Stored entries:
######
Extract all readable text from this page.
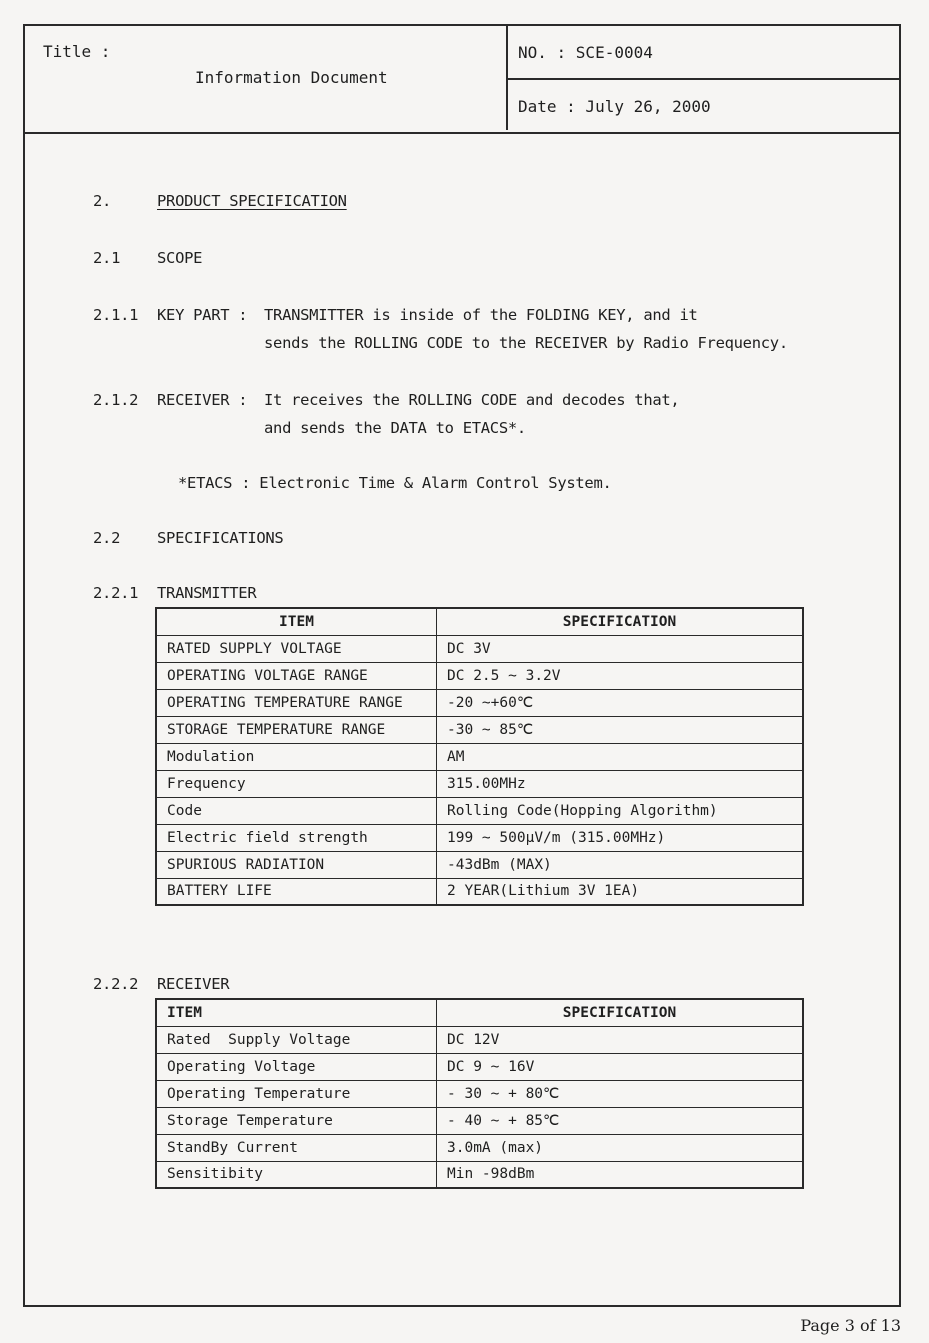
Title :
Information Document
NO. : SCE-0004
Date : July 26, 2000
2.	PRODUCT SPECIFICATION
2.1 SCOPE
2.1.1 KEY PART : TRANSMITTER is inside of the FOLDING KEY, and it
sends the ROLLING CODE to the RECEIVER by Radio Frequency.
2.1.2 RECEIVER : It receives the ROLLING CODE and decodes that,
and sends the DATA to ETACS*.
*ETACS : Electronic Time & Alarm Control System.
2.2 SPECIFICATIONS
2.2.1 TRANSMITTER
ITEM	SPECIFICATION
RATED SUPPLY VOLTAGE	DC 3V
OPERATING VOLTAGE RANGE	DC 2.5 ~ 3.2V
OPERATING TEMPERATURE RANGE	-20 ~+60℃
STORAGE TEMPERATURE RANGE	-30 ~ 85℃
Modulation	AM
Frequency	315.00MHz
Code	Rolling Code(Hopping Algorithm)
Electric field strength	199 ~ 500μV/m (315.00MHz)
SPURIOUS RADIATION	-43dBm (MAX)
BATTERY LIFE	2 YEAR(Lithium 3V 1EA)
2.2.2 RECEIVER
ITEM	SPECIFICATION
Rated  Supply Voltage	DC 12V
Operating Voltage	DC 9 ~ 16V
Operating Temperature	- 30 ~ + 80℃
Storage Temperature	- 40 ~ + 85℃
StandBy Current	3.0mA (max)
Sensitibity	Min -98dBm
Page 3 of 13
######
Read the entries above, then pull out the lines that include "ETACS".

Correct answer:
and sends the DATA to ETACS*.
*ETACS : Electronic Time & Alarm Control System.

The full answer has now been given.